| DATASET CONTENT |
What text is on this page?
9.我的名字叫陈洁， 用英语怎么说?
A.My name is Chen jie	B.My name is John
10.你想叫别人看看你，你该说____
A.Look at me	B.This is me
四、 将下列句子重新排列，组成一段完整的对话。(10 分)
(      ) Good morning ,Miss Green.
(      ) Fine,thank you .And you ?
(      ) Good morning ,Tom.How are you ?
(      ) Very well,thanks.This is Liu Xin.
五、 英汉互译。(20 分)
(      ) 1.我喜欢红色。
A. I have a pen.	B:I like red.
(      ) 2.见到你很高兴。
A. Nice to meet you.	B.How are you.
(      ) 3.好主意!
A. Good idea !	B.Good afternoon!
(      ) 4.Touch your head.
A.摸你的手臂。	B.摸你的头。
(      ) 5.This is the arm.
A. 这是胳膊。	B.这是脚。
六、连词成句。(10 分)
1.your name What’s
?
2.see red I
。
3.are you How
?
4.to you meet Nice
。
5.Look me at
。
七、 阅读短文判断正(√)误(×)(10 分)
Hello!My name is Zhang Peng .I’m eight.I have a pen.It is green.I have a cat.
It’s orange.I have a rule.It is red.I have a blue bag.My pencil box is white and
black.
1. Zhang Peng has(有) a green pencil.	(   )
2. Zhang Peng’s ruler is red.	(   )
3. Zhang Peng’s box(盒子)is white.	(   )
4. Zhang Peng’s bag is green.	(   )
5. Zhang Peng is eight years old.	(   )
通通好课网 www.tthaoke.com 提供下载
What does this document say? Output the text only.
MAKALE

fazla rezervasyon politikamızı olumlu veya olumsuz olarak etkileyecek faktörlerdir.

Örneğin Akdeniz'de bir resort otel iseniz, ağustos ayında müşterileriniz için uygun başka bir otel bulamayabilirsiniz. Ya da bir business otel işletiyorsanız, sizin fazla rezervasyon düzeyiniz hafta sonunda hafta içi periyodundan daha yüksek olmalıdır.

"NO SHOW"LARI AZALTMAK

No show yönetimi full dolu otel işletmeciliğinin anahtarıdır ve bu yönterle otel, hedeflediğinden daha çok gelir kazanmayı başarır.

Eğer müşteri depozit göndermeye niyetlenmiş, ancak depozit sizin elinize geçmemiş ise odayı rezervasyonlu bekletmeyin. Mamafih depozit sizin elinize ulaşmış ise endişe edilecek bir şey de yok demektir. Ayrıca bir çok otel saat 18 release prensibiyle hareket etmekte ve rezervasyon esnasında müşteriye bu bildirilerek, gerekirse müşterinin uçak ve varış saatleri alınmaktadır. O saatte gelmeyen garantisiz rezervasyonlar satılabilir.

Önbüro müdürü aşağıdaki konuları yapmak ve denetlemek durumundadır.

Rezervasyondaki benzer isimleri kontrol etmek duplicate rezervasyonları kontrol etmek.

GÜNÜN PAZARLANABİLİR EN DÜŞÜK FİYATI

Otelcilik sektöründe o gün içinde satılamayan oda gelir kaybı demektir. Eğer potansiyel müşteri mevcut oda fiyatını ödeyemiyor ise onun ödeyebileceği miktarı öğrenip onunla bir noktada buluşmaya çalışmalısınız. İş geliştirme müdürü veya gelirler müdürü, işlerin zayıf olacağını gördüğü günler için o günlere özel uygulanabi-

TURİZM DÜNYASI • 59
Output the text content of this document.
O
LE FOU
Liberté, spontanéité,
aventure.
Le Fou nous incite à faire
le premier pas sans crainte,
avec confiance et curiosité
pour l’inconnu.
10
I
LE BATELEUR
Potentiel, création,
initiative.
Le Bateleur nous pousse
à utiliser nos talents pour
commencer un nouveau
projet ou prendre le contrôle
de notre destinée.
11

| REQUIREMENTS |
With the line containing "Output the text content of this document." as the first and the last line of the records as the final one, print exactly the lines in that span.

| RESULT FOR THIS EXERCISE |
Output the text content of this document.
O
LE FOU
Liberté, spontanéité,
aventure.
Le Fou nous incite à faire
le premier pas sans crainte,
avec confiance et curiosité
pour l’inconnu.
10
I
LE BATELEUR
Potentiel, création,
initiative.
Le Bateleur nous pousse
à utiliser nos talents pour
commencer un nouveau
projet ou prendre le contrôle
de notre destinée.
11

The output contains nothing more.